■ ENTRIES PROVIDED

----

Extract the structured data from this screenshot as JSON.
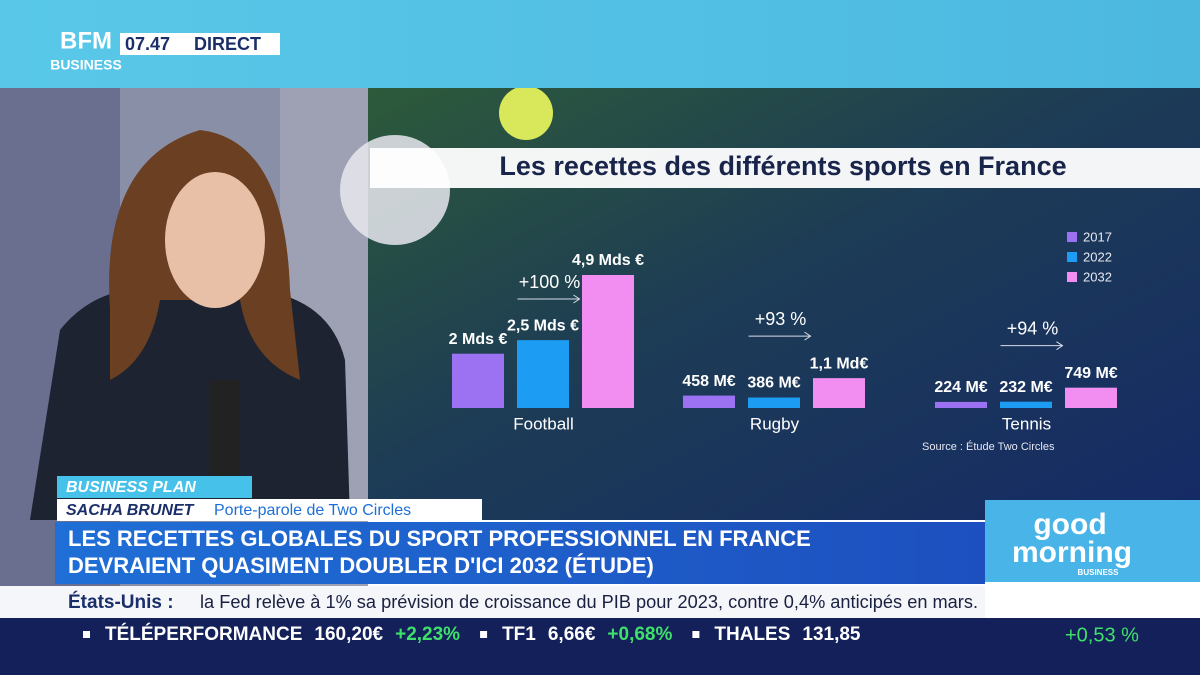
{
  "header": {
    "logo_top": "BFM",
    "logo_bottom": "BUSINESS",
    "time": "07.47",
    "status": "DIRECT"
  },
  "chart_data": {
    "type": "bar",
    "title": "Les recettes des différents sports en France",
    "categories": [
      "Football",
      "Rugby",
      "Tennis"
    ],
    "series": [
      {
        "name": "2017",
        "color": "#9d72f2",
        "values": [
          2000,
          458,
          224
        ],
        "value_labels": [
          "2 Mds €",
          "458 M€",
          "224 M€"
        ]
      },
      {
        "name": "2022",
        "color": "#1c9cf2",
        "values": [
          2500,
          386,
          232
        ],
        "value_labels": [
          "2,5 Mds €",
          "386 M€",
          "232 M€"
        ]
      },
      {
        "name": "2032",
        "color": "#f28ef2",
        "values": [
          4900,
          1100,
          749
        ],
        "value_labels": [
          "4,9 Mds €",
          "1,1 Md€",
          "749 M€"
        ]
      }
    ],
    "annotations": [
      "+100 %",
      "+93 %",
      "+94 %"
    ],
    "source": "Source : Étude Two Circles",
    "legend": "top-right"
  },
  "lower_third": {
    "program": "BUSINESS PLAN",
    "guest_name": "SACHA BRUNET",
    "guest_role": "Porte-parole de Two Circles",
    "headline": [
      "LES RECETTES GLOBALES DU SPORT PROFESSIONNEL EN FRANCE",
      "DEVRAIENT QUASIMENT DOUBLER D'ICI 2032 (ÉTUDE)"
    ]
  },
  "news_ticker": {
    "label": "États-Unis :",
    "text": "la Fed relève à 1% sa prévision de croissance du PIB pour 2023, contre 0,4% anticipés en mars."
  },
  "stock_ticker": [
    {
      "name": "TÉLÉPERFORMANCE",
      "price": "160,20€",
      "change": "+2,23%"
    },
    {
      "name": "TF1",
      "price": "6,66€",
      "change": "+0,68%"
    },
    {
      "name": "THALES",
      "price": "131,85"
    }
  ],
  "index_change": "+0,53 %",
  "show_logo": {
    "line1": "good",
    "line2": "morning",
    "line3": "BUSINESS"
  }
}
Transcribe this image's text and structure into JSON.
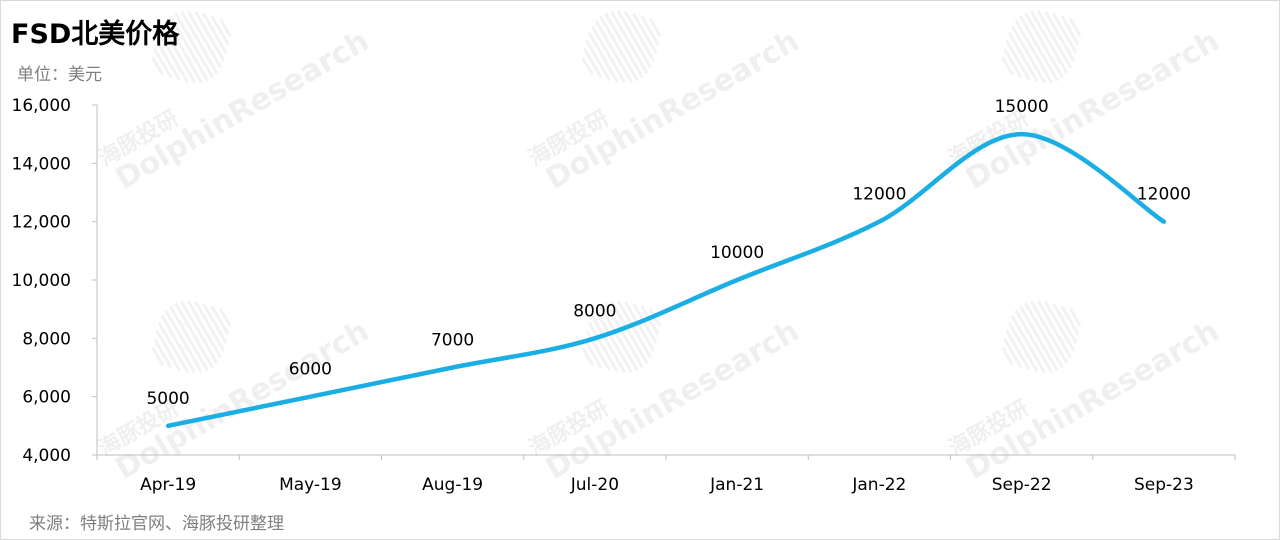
{
  "title": "FSD北美价格",
  "unit_label": "单位：美元",
  "source_label": "来源：特斯拉官网、海豚投研整理",
  "watermark": {
    "en": "DolphinResearch",
    "cn": "海豚投研"
  },
  "colors": {
    "line": "#1aaee5",
    "axis": "#bfbfbf",
    "text": "#000000",
    "muted": "#7f7f7f"
  },
  "chart_data": {
    "type": "line",
    "categories": [
      "Apr-19",
      "May-19",
      "Aug-19",
      "Jul-20",
      "Jan-21",
      "Jan-22",
      "Sep-22",
      "Sep-23"
    ],
    "values": [
      5000,
      6000,
      7000,
      8000,
      10000,
      12000,
      15000,
      12000
    ],
    "data_labels": [
      "5000",
      "6000",
      "7000",
      "8000",
      "10000",
      "12000",
      "15000",
      "12000"
    ],
    "yticks": [
      4000,
      6000,
      8000,
      10000,
      12000,
      14000,
      16000
    ],
    "ytick_labels": [
      "4,000",
      "6,000",
      "8,000",
      "10,000",
      "12,000",
      "14,000",
      "16,000"
    ],
    "ylim": [
      4000,
      16000
    ],
    "smooth": true,
    "grid": false,
    "legend": "none"
  }
}
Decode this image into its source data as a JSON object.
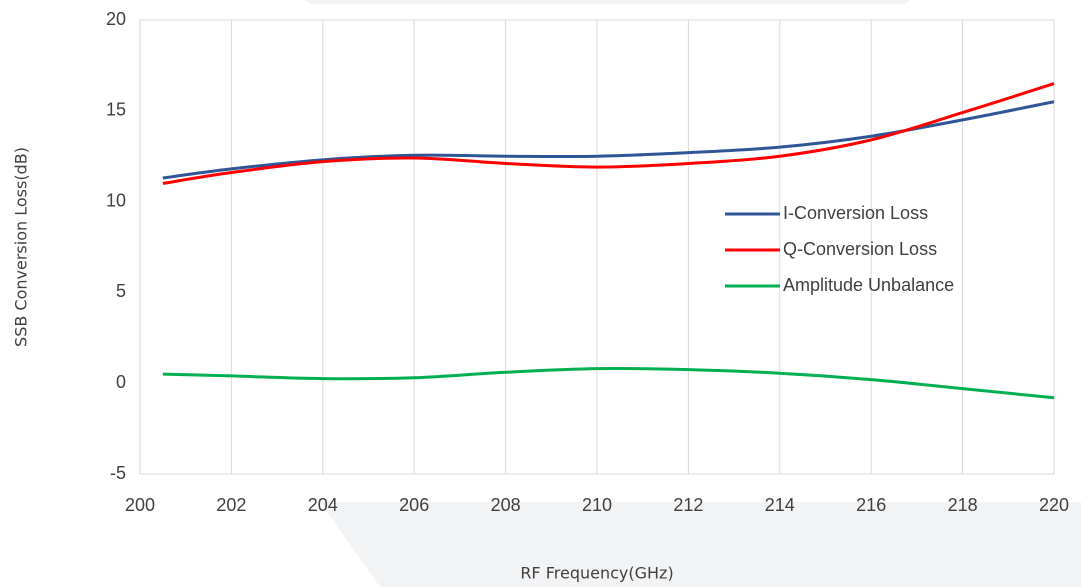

----

■ WORK TO DO
Only the lines from the one containing "Transcribe this image's" through the last line of the data belong in the copy, both included and reproduced exactly. Pictures do not.

■ THE RESPONSE
Transcribe this image's text and structure into JSON.
{
  "title": "FSD北美价格",
  "unit_label": "单位：美元",
  "source_label": "来源：特斯拉官网、海豚投研整理",
  "watermark": {
    "en": "DolphinResearch",
    "cn": "海豚投研"
  },
  "colors": {
    "line": "#1aaee5",
    "axis": "#bfbfbf",
    "text": "#000000",
    "muted": "#7f7f7f"
  },
  "chart_data": {
    "type": "line",
    "categories": [
      "Apr-19",
      "May-19",
      "Aug-19",
      "Jul-20",
      "Jan-21",
      "Jan-22",
      "Sep-22",
      "Sep-23"
    ],
    "values": [
      5000,
      6000,
      7000,
      8000,
      10000,
      12000,
      15000,
      12000
    ],
    "data_labels": [
      "5000",
      "6000",
      "7000",
      "8000",
      "10000",
      "12000",
      "15000",
      "12000"
    ],
    "yticks": [
      4000,
      6000,
      8000,
      10000,
      12000,
      14000,
      16000
    ],
    "ytick_labels": [
      "4,000",
      "6,000",
      "8,000",
      "10,000",
      "12,000",
      "14,000",
      "16,000"
    ],
    "ylim": [
      4000,
      16000
    ],
    "smooth": true,
    "grid": false,
    "legend": "none"
  }
}
Decode this image into its source data as a JSON object.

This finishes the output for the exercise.